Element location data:
+===+
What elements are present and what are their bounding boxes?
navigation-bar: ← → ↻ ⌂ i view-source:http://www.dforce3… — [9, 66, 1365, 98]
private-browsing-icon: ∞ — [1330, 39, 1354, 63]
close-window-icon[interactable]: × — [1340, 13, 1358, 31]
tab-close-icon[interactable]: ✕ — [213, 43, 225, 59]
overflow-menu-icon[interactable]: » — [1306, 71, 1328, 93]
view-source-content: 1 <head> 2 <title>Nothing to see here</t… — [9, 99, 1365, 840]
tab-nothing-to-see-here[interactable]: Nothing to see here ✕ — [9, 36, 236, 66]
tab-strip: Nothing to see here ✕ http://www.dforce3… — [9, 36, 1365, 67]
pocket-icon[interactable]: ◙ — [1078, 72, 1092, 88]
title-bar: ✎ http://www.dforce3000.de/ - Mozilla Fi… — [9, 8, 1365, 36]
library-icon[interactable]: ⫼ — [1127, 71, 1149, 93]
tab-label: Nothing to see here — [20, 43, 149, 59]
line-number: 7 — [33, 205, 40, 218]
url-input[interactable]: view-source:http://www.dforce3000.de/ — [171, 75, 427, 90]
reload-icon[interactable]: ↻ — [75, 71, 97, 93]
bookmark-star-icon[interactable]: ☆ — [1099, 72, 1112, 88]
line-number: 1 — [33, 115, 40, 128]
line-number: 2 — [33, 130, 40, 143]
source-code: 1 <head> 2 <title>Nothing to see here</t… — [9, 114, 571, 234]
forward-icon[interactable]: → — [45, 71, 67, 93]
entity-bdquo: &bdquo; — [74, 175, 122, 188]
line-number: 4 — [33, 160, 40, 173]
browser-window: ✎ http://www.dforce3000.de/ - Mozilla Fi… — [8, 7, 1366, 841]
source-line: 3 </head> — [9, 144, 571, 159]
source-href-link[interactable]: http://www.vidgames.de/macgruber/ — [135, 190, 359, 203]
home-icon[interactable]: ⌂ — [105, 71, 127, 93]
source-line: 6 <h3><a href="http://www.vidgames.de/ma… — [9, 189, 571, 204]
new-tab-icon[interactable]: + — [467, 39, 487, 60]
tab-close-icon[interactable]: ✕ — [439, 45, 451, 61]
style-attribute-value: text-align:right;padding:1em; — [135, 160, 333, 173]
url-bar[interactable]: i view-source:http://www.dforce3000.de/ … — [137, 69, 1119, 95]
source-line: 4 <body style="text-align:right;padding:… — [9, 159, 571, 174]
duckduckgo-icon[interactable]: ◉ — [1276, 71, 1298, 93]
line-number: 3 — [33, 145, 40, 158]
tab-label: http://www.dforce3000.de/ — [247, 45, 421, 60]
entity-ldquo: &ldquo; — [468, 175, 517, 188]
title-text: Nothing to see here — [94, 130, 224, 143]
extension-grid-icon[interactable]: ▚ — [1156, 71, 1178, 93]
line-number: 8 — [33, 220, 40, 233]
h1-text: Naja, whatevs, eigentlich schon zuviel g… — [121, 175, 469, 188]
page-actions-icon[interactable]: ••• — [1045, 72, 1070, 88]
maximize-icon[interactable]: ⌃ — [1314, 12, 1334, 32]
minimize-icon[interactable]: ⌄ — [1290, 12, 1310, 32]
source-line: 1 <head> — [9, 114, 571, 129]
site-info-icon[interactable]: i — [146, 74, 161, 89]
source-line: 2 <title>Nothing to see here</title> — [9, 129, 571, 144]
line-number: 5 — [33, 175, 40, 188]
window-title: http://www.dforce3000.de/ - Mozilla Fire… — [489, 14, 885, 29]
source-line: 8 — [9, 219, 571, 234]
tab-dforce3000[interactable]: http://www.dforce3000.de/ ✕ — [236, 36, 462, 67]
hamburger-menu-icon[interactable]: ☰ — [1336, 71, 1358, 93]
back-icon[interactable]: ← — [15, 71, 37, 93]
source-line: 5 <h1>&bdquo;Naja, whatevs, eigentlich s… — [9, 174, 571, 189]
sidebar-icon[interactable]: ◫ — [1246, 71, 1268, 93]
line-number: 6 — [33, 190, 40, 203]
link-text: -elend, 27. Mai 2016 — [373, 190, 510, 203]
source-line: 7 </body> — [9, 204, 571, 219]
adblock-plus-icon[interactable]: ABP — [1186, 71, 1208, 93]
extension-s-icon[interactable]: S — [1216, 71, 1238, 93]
+===+
◆ BRIEF
Update the lines above by changing every "source-line" to "code-line" and leaving the rest as it is.

◆ SOLVED EXERCISE
What elements are present and what are their bounding boxes?
navigation-bar: ← → ↻ ⌂ i view-source:http://www.dforce3… — [9, 66, 1365, 98]
private-browsing-icon: ∞ — [1330, 39, 1354, 63]
close-window-icon[interactable]: × — [1340, 13, 1358, 31]
tab-close-icon[interactable]: ✕ — [213, 43, 225, 59]
overflow-menu-icon[interactable]: » — [1306, 71, 1328, 93]
view-source-content: 1 <head> 2 <title>Nothing to see here</t… — [9, 99, 1365, 840]
tab-nothing-to-see-here[interactable]: Nothing to see here ✕ — [9, 36, 236, 66]
tab-strip: Nothing to see here ✕ http://www.dforce3… — [9, 36, 1365, 67]
pocket-icon[interactable]: ◙ — [1078, 72, 1092, 88]
title-bar: ✎ http://www.dforce3000.de/ - Mozilla Fi… — [9, 8, 1365, 36]
library-icon[interactable]: ⫼ — [1127, 71, 1149, 93]
tab-label: Nothing to see here — [20, 43, 149, 59]
line-number: 7 — [33, 205, 40, 218]
url-input[interactable]: view-source:http://www.dforce3000.de/ — [171, 75, 427, 90]
reload-icon[interactable]: ↻ — [75, 71, 97, 93]
bookmark-star-icon[interactable]: ☆ — [1099, 72, 1112, 88]
line-number: 1 — [33, 115, 40, 128]
line-number: 2 — [33, 130, 40, 143]
source-code: 1 <head> 2 <title>Nothing to see here</t… — [9, 114, 571, 234]
forward-icon[interactable]: → — [45, 71, 67, 93]
entity-bdquo: &bdquo; — [74, 175, 122, 188]
line-number: 4 — [33, 160, 40, 173]
browser-window: ✎ http://www.dforce3000.de/ - Mozilla Fi… — [8, 7, 1366, 841]
code-line: 3 </head> — [9, 144, 571, 159]
source-href-link[interactable]: http://www.vidgames.de/macgruber/ — [135, 190, 359, 203]
home-icon[interactable]: ⌂ — [105, 71, 127, 93]
code-line: 6 <h3><a href="http://www.vidgames.de/ma… — [9, 189, 571, 204]
new-tab-icon[interactable]: + — [467, 39, 487, 60]
tab-close-icon[interactable]: ✕ — [439, 45, 451, 61]
style-attribute-value: text-align:right;padding:1em; — [135, 160, 333, 173]
url-bar[interactable]: i view-source:http://www.dforce3000.de/ … — [137, 69, 1119, 95]
code-line: 4 <body style="text-align:right;padding:… — [9, 159, 571, 174]
duckduckgo-icon[interactable]: ◉ — [1276, 71, 1298, 93]
line-number: 3 — [33, 145, 40, 158]
tab-label: http://www.dforce3000.de/ — [247, 45, 421, 60]
entity-ldquo: &ldquo; — [468, 175, 517, 188]
title-text: Nothing to see here — [94, 130, 224, 143]
extension-grid-icon[interactable]: ▚ — [1156, 71, 1178, 93]
line-number: 8 — [33, 220, 40, 233]
h1-text: Naja, whatevs, eigentlich schon zuviel g… — [121, 175, 469, 188]
page-actions-icon[interactable]: ••• — [1045, 72, 1070, 88]
maximize-icon[interactable]: ⌃ — [1314, 12, 1334, 32]
minimize-icon[interactable]: ⌄ — [1290, 12, 1310, 32]
code-line: 1 <head> — [9, 114, 571, 129]
site-info-icon[interactable]: i — [146, 74, 161, 89]
code-line: 2 <title>Nothing to see here</title> — [9, 129, 571, 144]
line-number: 5 — [33, 175, 40, 188]
window-title: http://www.dforce3000.de/ - Mozilla Fire… — [489, 14, 885, 29]
code-line: 8 — [9, 219, 571, 234]
tab-dforce3000[interactable]: http://www.dforce3000.de/ ✕ — [236, 36, 462, 67]
hamburger-menu-icon[interactable]: ☰ — [1336, 71, 1358, 93]
back-icon[interactable]: ← — [15, 71, 37, 93]
code-line: 5 <h1>&bdquo;Naja, whatevs, eigentlich s… — [9, 174, 571, 189]
sidebar-icon[interactable]: ◫ — [1246, 71, 1268, 93]
line-number: 6 — [33, 190, 40, 203]
link-text: -elend, 27. Mai 2016 — [373, 190, 510, 203]
code-line: 7 </body> — [9, 204, 571, 219]
adblock-plus-icon[interactable]: ABP — [1186, 71, 1208, 93]
extension-s-icon[interactable]: S — [1216, 71, 1238, 93]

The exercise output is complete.